WORK REQUIRED: Every line of the data that contains the string "this" must be copied.

(Data excerpts)
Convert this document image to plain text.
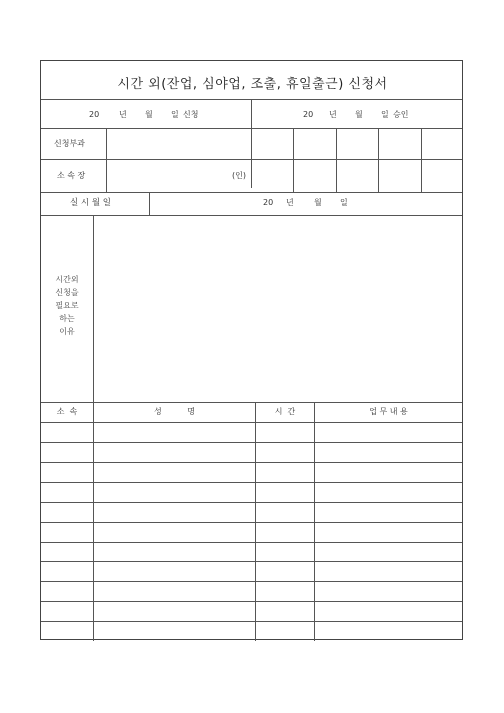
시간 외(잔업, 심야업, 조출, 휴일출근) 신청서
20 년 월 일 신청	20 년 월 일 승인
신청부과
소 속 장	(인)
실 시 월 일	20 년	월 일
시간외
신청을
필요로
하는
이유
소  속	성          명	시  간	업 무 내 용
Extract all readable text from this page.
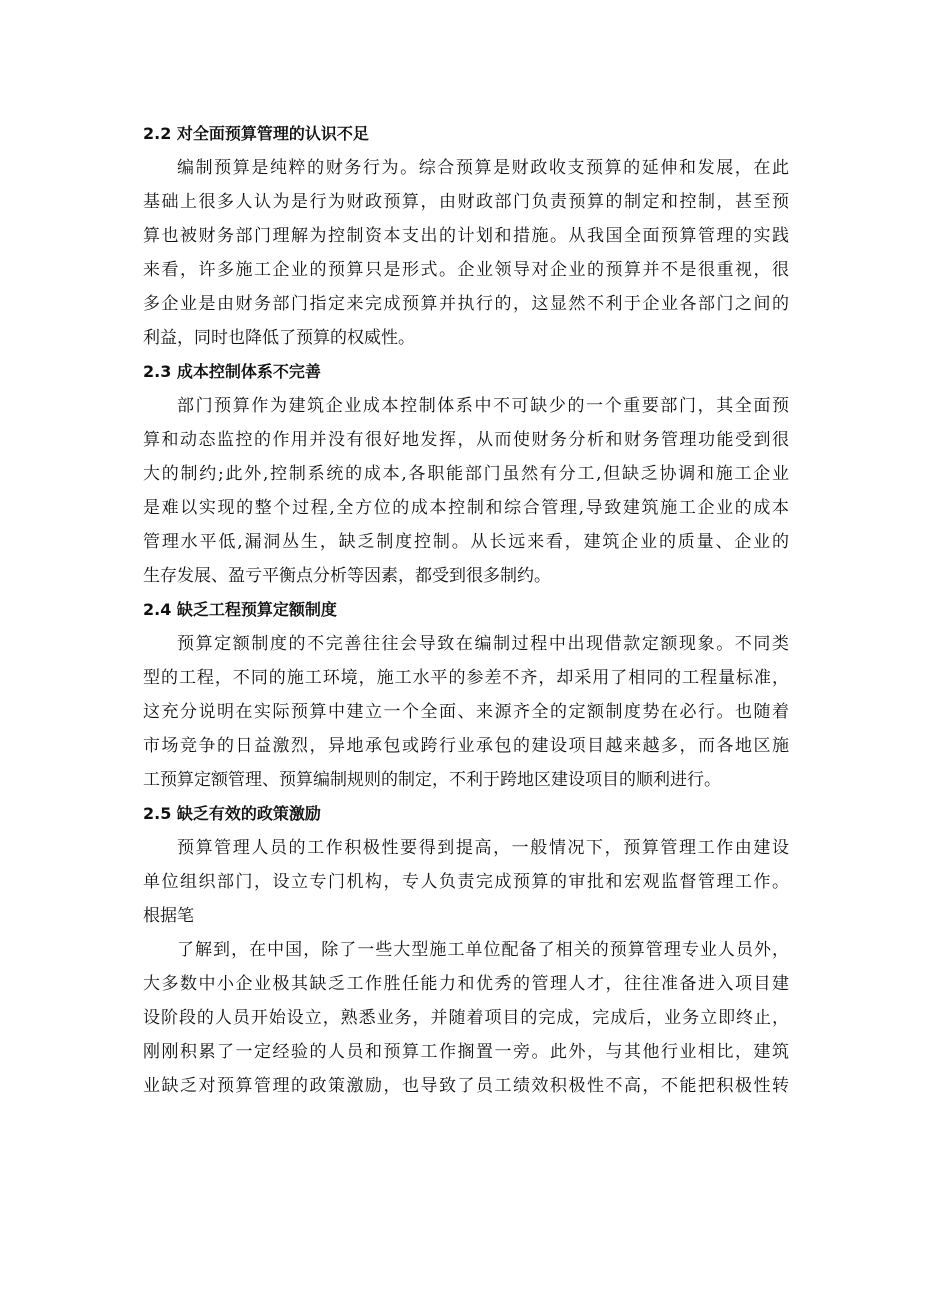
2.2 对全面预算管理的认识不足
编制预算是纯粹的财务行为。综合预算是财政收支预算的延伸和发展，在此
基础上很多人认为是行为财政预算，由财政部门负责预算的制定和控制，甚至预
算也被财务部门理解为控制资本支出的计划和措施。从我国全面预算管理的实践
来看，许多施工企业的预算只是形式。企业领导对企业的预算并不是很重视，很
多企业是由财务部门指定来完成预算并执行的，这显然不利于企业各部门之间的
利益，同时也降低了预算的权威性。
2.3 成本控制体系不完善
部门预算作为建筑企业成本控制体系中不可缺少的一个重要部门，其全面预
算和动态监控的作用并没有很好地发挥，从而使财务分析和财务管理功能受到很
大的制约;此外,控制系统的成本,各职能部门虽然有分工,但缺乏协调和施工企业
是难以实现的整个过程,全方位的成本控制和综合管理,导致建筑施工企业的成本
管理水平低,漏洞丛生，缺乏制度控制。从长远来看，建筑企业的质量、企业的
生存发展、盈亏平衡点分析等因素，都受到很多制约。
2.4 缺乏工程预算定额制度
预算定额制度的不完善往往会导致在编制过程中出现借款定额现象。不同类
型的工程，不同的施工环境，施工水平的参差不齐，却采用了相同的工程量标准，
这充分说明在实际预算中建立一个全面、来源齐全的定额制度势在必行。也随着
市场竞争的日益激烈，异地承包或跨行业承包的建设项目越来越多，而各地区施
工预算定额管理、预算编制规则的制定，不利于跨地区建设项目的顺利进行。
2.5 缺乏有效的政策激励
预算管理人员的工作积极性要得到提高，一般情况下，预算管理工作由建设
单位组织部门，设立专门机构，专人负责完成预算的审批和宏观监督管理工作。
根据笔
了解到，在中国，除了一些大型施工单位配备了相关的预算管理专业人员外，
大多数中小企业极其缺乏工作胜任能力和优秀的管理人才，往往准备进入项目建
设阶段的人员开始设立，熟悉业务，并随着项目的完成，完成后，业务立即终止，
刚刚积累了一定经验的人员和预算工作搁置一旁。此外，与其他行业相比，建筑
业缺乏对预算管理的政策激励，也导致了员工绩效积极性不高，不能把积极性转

---

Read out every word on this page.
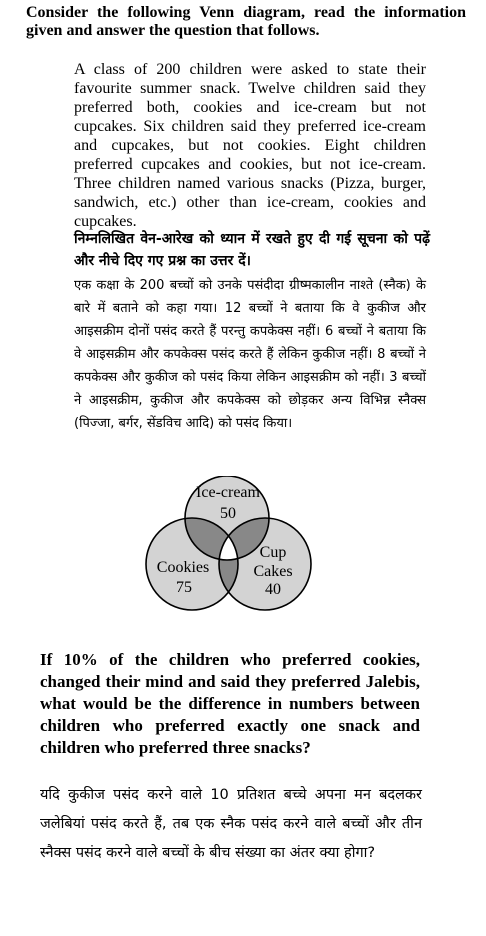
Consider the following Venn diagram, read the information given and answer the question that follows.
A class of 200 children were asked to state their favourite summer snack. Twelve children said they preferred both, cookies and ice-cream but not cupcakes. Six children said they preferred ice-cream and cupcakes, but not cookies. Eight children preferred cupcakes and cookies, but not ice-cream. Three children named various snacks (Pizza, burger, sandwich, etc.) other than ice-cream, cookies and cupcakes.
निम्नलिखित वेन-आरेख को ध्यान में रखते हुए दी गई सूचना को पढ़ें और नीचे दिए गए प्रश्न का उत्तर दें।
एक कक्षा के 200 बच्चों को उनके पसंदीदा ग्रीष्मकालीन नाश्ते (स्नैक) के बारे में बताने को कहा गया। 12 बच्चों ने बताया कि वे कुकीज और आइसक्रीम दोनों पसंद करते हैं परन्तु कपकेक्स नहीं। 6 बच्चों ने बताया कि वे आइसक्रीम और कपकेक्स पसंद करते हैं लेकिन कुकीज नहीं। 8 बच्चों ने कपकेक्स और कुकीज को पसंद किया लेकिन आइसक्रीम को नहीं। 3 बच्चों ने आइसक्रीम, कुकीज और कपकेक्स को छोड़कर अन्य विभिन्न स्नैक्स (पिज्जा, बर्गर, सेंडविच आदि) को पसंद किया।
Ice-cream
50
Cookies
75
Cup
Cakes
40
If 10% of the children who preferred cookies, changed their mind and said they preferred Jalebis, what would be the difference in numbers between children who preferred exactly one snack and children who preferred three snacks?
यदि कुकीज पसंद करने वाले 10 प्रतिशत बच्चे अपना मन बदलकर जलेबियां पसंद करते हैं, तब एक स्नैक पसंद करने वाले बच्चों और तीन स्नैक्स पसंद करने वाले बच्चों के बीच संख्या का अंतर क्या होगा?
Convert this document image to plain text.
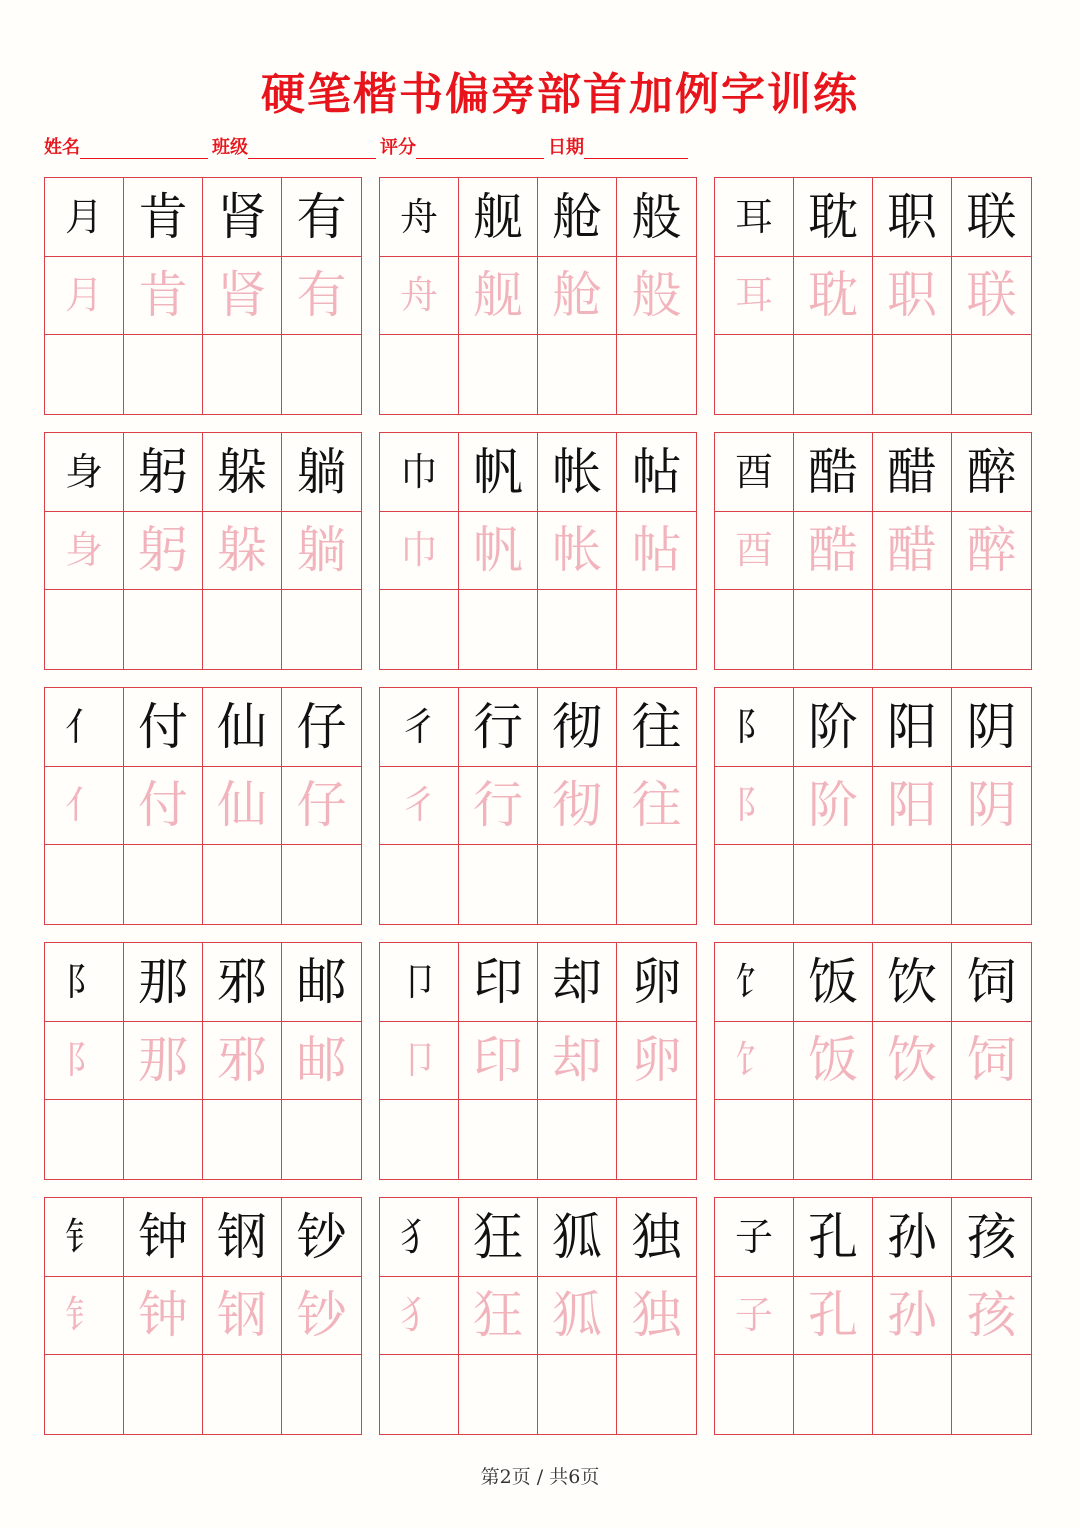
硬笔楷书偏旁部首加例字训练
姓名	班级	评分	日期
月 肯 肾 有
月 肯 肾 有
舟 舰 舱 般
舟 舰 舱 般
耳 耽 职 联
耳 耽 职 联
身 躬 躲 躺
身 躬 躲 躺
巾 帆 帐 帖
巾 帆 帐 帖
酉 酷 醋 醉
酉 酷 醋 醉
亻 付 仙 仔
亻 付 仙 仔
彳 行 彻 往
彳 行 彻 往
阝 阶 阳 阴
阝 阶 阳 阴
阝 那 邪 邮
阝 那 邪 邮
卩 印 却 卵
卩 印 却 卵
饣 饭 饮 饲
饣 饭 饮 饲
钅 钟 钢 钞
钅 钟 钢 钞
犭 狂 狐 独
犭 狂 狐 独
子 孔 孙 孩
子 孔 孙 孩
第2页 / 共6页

...

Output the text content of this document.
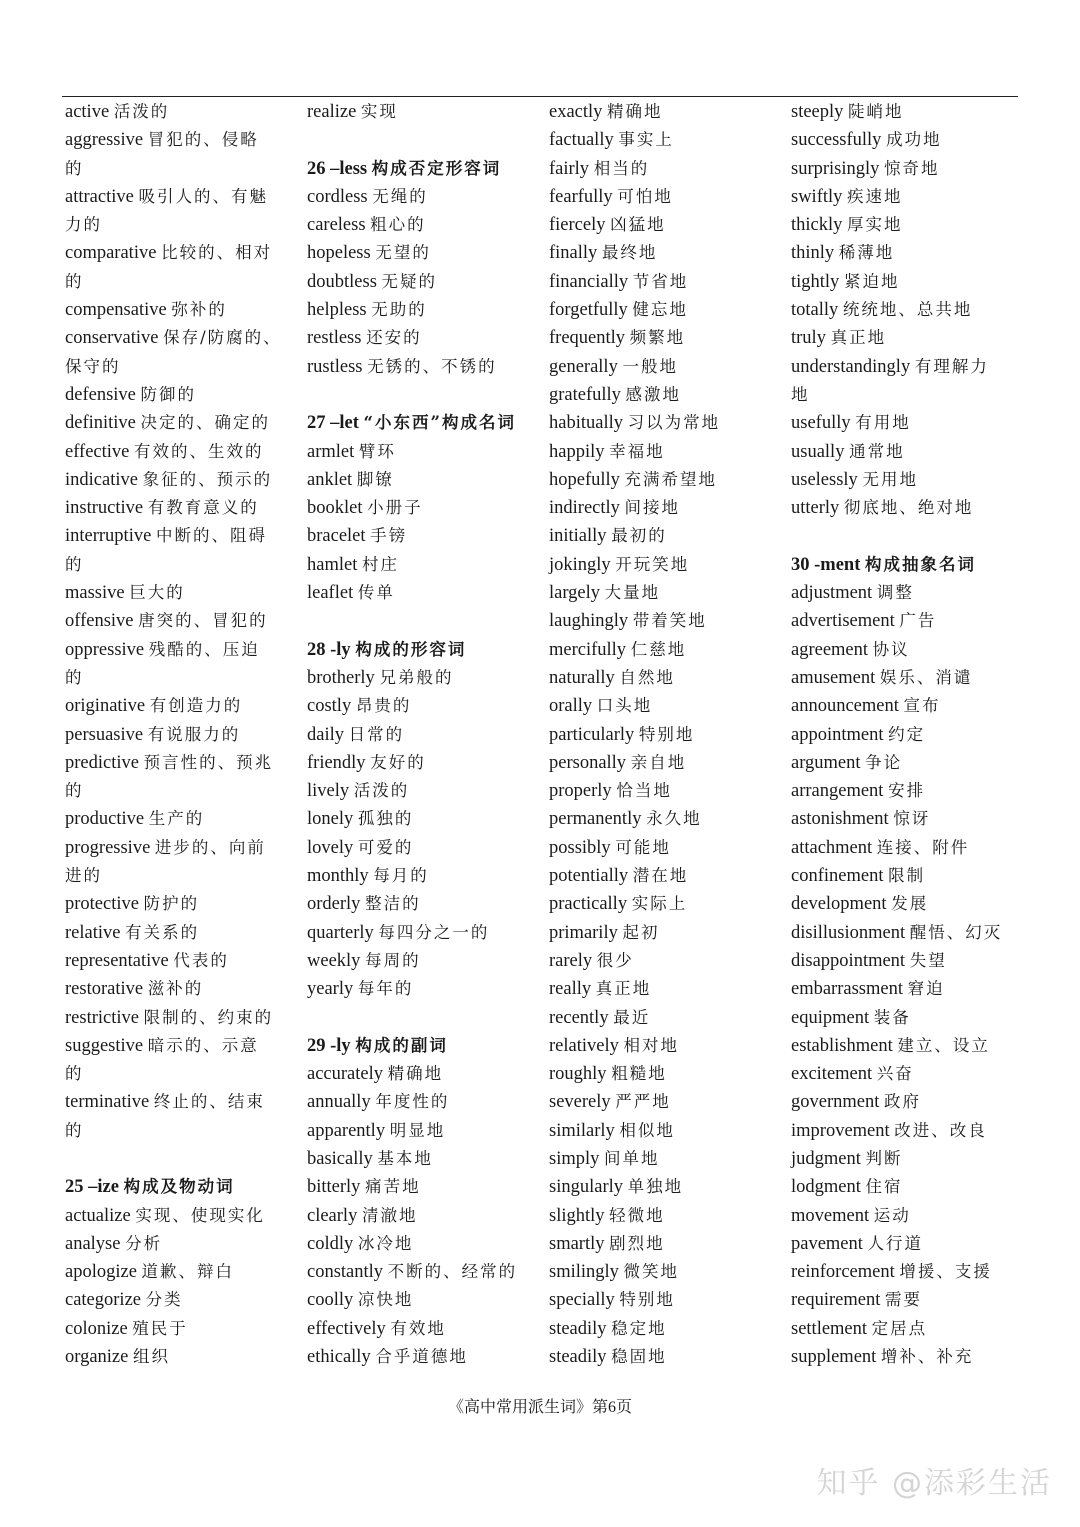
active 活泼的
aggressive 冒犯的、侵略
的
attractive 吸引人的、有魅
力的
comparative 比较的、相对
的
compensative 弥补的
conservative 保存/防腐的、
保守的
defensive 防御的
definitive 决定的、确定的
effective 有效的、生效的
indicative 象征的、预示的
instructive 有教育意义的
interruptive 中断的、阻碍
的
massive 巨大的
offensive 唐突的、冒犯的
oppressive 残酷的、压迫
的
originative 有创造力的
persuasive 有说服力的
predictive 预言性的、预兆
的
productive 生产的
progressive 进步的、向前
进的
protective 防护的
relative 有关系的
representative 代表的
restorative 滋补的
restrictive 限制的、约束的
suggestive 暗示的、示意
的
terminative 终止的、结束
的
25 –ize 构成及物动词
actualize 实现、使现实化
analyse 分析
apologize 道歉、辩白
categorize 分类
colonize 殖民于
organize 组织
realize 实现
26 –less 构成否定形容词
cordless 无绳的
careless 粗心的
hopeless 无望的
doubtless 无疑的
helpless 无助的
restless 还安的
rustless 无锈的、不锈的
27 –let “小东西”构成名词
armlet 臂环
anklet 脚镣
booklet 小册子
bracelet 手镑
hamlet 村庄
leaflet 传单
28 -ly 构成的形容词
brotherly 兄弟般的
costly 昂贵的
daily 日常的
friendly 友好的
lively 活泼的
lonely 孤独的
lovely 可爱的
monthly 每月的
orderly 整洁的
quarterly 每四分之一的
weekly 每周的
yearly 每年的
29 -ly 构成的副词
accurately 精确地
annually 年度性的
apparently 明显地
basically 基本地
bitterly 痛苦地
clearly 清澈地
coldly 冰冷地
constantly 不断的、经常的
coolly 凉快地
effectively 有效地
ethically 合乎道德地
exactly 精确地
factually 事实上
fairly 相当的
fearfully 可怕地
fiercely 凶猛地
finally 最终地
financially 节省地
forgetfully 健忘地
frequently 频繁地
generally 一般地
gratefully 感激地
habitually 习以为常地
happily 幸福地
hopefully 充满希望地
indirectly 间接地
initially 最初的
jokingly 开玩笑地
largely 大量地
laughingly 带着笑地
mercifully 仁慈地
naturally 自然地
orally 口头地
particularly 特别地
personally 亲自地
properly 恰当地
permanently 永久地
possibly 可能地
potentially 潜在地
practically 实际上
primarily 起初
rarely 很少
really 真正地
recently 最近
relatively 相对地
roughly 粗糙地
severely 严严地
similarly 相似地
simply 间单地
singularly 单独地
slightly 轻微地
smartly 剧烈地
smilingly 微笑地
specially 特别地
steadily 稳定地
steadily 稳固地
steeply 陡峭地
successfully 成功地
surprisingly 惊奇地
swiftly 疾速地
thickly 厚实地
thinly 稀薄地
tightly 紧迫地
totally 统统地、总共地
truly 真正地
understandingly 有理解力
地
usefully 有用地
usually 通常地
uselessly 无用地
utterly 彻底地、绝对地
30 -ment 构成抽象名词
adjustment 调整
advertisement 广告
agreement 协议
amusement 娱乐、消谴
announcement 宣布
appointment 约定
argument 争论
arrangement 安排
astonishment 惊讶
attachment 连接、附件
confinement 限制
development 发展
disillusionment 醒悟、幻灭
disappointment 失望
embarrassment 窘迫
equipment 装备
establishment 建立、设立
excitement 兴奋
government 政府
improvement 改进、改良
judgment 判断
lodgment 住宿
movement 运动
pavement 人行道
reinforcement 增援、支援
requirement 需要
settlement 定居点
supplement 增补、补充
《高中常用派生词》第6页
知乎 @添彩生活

WRITTEN ANSWER:
Convert this document image to plain text.
Extract all readable text from this page.
Read out every word on this page.
Convert this document image to plain text.
Output the text content of this document.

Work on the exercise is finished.